(Stored records)
┄┄┄┄┄┄┄┄┄┄

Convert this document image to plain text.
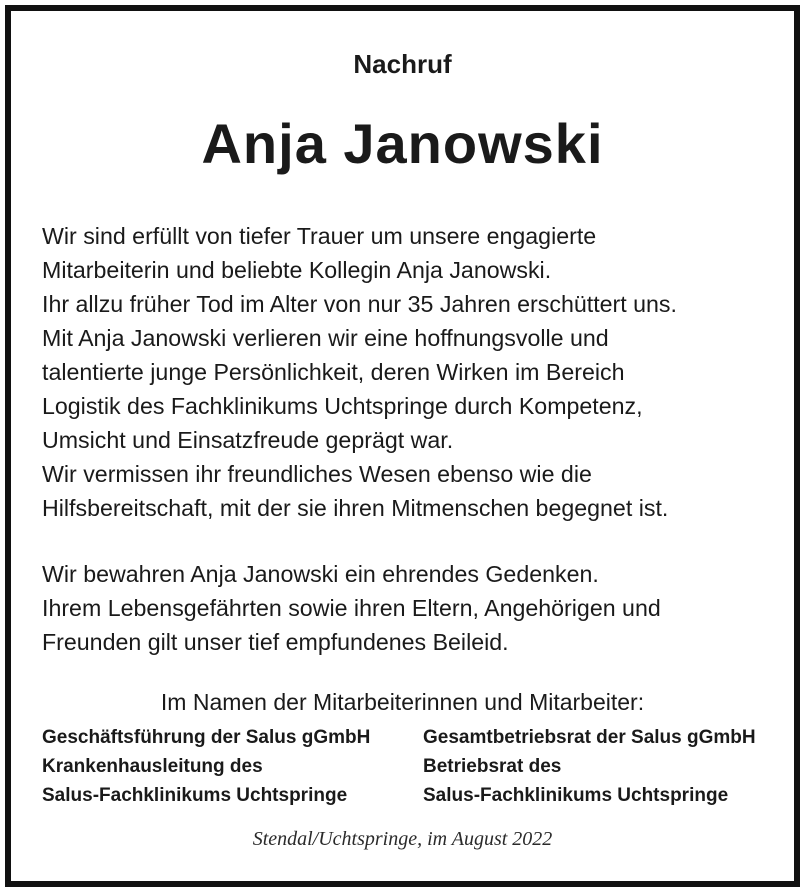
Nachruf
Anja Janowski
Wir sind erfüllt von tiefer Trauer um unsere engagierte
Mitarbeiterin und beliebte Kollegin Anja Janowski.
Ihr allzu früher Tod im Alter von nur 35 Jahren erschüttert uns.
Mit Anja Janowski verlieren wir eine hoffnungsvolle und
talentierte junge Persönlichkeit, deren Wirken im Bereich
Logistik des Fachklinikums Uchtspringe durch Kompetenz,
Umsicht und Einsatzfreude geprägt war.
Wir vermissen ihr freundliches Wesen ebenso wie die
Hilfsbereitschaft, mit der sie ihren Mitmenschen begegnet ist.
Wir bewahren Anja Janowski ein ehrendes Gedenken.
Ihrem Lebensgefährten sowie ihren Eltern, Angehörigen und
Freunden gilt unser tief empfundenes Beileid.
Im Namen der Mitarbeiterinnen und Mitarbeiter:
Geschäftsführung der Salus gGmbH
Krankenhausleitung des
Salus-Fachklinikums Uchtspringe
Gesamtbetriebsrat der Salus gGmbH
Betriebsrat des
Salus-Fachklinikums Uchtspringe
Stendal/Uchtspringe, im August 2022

┄┄┄┄┄┄┄┄┄┄

§ DIRECTIONS FOR THIS TASK:
Count the lines in the entries above that include the string "Janowski", then give only that figure.

§ SOLUTION FOR THIS PROBLEM:
4